PROBLEM TO SOLVE:
All of the records below should be output exactly.

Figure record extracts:
** Begin **

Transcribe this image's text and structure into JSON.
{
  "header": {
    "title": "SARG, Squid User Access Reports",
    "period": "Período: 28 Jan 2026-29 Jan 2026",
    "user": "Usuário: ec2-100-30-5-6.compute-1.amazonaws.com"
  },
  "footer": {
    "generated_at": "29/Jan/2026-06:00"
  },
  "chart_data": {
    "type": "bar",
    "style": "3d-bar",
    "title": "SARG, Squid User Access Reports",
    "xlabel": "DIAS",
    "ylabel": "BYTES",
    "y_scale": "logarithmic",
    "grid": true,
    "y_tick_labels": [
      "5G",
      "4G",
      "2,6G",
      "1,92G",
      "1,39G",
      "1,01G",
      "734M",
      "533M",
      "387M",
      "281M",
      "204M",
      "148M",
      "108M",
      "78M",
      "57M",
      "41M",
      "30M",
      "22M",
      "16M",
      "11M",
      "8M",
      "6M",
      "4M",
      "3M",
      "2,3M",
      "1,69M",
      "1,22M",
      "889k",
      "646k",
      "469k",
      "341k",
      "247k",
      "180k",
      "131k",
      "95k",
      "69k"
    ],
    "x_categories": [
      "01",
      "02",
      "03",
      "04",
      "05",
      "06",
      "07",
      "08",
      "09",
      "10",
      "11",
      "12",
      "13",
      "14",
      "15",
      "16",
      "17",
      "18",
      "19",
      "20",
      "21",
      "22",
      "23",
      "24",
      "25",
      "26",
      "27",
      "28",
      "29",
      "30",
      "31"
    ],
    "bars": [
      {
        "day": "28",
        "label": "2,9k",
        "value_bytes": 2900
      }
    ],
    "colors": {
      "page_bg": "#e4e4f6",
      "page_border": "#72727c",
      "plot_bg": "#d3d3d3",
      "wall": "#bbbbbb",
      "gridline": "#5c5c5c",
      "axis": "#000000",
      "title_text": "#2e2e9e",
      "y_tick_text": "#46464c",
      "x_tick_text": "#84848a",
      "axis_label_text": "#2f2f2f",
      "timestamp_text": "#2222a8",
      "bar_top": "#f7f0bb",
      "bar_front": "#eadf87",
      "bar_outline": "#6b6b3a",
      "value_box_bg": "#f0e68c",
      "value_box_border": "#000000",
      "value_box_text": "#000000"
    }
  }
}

** End **

RESULT BELOW:
Transcribe this image's text and structure into JSON.
{
  "header": {
    "title": "SARG, Squid User Access Reports",
    "period": "Período: 28 Jan 2026-29 Jan 2026",
    "user": "Usuário: ec2-100-30-5-6.compute-1.amazonaws.com"
  },
  "footer": {
    "generated_at": "29/Jan/2026-06:00"
  },
  "chart_data": {
    "type": "bar",
    "style": "3d-bar",
    "title": "SARG, Squid User Access Reports",
    "xlabel": "DIAS",
    "ylabel": "BYTES",
    "y_scale": "logarithmic",
    "grid": true,
    "y_tick_labels": [
      "5G",
      "4G",
      "2,6G",
      "1,92G",
      "1,39G",
      "1,01G",
      "734M",
      "533M",
      "387M",
      "281M",
      "204M",
      "148M",
      "108M",
      "78M",
      "57M",
      "41M",
      "30M",
      "22M",
      "16M",
      "11M",
      "8M",
      "6M",
      "4M",
      "3M",
      "2,3M",
      "1,69M",
      "1,22M",
      "889k",
      "646k",
      "469k",
      "341k",
      "247k",
      "180k",
      "131k",
      "95k",
      "69k"
    ],
    "x_categories": [
      "01",
      "02",
      "03",
      "04",
      "05",
      "06",
      "07",
      "08",
      "09",
      "10",
      "11",
      "12",
      "13",
      "14",
      "15",
      "16",
      "17",
      "18",
      "19",
      "20",
      "21",
      "22",
      "23",
      "24",
      "25",
      "26",
      "27",
      "28",
      "29",
      "30",
      "31"
    ],
    "bars": [
      {
        "day": "28",
        "label": "2,9k",
        "value_bytes": 2900
      }
    ],
    "colors": {
      "page_bg": "#e4e4f6",
      "page_border": "#72727c",
      "plot_bg": "#d3d3d3",
      "wall": "#bbbbbb",
      "gridline": "#5c5c5c",
      "axis": "#000000",
      "title_text": "#2e2e9e",
      "y_tick_text": "#46464c",
      "x_tick_text": "#84848a",
      "axis_label_text": "#2f2f2f",
      "timestamp_text": "#2222a8",
      "bar_top": "#f7f0bb",
      "bar_front": "#eadf87",
      "bar_outline": "#6b6b3a",
      "value_box_bg": "#f0e68c",
      "value_box_border": "#000000",
      "value_box_text": "#000000"
    }
  }
}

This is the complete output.